### Exercise material

--- --- ---

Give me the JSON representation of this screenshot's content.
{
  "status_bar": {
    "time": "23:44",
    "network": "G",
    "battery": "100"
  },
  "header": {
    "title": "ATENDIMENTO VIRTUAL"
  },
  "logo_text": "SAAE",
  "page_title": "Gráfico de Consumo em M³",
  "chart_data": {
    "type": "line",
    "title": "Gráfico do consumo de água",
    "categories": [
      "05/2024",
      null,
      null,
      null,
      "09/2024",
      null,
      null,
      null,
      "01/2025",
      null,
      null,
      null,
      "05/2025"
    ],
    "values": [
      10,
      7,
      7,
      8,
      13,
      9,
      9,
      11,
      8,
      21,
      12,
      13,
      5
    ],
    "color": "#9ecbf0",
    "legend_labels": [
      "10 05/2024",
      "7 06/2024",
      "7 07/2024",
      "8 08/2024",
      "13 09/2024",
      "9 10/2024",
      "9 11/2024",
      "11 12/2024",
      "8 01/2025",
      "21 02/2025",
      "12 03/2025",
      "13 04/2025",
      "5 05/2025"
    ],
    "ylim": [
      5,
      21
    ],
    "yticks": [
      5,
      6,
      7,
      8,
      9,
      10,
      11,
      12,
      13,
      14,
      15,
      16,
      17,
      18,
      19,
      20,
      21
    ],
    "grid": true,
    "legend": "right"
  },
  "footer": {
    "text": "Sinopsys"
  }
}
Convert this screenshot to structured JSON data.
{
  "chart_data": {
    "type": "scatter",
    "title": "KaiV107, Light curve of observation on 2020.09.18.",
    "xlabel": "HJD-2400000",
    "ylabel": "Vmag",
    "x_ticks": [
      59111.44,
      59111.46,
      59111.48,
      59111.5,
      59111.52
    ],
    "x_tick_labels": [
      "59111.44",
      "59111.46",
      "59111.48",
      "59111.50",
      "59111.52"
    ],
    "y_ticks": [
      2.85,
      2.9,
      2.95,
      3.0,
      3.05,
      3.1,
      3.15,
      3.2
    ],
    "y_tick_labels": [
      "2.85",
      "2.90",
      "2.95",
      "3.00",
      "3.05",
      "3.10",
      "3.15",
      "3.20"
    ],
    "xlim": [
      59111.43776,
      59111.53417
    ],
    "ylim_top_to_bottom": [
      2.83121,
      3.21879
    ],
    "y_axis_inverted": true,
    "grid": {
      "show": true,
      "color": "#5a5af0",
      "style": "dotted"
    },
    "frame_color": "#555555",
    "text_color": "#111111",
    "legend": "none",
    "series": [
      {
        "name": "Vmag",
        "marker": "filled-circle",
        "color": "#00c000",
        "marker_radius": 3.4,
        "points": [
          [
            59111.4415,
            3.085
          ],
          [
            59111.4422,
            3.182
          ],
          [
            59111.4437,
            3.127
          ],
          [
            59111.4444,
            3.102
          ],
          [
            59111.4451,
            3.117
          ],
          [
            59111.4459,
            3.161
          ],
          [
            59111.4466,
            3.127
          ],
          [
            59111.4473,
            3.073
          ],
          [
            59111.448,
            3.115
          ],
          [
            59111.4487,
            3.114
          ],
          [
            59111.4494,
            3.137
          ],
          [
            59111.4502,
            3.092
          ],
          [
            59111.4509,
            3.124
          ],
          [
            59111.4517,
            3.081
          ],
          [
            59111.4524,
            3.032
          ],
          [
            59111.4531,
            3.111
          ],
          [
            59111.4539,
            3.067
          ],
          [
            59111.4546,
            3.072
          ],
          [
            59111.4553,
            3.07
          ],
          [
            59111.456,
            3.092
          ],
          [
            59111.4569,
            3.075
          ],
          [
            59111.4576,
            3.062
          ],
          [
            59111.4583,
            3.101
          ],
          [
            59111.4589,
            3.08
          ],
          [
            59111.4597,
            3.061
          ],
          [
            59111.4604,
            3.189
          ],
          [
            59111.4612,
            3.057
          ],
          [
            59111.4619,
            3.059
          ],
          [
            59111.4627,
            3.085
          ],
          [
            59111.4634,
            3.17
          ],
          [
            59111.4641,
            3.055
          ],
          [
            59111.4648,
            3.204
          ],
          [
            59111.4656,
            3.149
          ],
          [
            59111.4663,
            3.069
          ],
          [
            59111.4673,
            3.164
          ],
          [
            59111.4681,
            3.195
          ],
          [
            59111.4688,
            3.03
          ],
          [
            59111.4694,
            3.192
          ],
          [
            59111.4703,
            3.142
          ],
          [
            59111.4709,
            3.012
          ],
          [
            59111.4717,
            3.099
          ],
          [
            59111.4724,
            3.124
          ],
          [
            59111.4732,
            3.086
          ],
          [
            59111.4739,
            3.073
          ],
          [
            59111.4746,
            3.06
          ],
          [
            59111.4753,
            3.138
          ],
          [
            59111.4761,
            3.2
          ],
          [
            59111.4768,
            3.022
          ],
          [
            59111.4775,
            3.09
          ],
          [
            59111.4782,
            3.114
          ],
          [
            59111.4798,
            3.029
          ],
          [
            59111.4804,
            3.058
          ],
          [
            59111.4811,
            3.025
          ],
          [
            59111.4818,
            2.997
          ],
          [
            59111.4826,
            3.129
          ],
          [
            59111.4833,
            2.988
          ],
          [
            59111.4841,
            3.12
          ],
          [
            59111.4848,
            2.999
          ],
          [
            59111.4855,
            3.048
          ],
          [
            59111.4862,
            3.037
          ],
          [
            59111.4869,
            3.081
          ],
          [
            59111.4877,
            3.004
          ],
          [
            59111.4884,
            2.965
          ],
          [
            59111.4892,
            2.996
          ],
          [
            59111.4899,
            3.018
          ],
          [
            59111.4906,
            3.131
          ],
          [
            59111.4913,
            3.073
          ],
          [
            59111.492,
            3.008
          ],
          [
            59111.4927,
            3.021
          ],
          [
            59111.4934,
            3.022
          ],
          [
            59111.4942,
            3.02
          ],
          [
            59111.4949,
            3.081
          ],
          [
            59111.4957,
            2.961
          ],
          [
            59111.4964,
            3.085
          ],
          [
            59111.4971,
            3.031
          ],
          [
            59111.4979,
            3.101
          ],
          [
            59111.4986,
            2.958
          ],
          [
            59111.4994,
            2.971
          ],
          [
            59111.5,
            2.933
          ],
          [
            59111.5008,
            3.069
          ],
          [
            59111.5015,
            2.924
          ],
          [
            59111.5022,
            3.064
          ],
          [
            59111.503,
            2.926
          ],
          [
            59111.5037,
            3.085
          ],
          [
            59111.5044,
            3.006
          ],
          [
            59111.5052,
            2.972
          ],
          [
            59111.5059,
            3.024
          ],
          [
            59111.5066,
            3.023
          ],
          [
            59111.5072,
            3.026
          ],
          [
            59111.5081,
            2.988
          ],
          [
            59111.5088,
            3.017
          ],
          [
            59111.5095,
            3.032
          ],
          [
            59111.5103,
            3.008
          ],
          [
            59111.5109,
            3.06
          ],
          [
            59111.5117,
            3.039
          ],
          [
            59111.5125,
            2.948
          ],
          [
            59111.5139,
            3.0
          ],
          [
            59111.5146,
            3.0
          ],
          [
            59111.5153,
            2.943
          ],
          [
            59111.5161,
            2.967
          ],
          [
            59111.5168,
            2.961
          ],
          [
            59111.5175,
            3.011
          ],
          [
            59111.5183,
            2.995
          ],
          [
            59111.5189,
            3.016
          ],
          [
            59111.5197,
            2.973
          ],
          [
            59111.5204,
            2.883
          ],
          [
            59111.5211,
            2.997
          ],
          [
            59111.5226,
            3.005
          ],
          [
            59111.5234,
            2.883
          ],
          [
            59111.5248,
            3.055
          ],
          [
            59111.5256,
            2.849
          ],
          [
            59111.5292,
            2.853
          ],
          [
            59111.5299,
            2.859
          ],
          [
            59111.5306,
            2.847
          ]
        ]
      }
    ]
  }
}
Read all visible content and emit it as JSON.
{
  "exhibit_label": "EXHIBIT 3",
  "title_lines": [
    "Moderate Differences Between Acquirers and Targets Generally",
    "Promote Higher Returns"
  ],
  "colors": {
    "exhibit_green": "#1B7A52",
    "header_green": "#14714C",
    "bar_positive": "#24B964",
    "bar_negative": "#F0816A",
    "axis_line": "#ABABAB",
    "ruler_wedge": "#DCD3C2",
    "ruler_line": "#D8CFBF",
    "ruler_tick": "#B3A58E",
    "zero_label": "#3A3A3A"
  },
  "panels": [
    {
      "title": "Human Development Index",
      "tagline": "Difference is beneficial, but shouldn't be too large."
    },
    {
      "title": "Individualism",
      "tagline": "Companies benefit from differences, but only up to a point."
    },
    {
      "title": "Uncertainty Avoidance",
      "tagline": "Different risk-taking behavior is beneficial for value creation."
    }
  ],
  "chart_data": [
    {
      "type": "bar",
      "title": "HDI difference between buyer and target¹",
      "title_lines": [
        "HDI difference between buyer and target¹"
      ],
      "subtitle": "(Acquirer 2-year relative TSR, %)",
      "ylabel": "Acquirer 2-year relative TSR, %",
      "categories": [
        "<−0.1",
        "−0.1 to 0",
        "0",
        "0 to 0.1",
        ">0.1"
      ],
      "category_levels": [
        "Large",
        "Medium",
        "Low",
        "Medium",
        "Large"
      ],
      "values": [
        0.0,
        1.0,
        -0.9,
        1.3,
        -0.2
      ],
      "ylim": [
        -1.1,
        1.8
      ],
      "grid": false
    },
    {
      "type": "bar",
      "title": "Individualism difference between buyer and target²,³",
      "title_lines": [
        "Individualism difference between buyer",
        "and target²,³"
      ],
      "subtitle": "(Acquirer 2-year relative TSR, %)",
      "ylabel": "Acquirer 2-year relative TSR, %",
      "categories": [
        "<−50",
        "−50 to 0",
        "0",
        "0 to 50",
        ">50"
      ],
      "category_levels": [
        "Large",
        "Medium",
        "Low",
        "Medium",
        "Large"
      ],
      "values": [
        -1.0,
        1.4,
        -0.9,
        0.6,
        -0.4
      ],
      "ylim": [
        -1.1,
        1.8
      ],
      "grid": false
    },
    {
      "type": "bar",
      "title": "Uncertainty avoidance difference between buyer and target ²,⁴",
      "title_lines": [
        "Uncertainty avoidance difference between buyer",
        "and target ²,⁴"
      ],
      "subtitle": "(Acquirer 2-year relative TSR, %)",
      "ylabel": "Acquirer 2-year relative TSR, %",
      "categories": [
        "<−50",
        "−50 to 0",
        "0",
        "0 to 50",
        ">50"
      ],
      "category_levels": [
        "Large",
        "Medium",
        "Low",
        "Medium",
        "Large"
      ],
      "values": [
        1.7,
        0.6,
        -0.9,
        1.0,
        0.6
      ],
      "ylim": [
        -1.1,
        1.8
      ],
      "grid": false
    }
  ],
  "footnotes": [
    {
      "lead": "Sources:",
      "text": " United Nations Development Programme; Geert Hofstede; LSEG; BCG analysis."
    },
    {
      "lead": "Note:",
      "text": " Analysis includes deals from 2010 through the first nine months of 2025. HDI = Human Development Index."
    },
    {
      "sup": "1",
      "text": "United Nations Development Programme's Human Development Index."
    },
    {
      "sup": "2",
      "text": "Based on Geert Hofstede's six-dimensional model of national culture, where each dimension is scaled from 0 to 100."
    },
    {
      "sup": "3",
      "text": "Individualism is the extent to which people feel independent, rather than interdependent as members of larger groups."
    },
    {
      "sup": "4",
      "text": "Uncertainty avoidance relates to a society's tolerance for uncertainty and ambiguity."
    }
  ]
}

--- --- ---

### Given exercise
List the lines of the records where "true" occurs.

### In response
    "grid": true,
    "y_axis_inverted": true,
      "show": true,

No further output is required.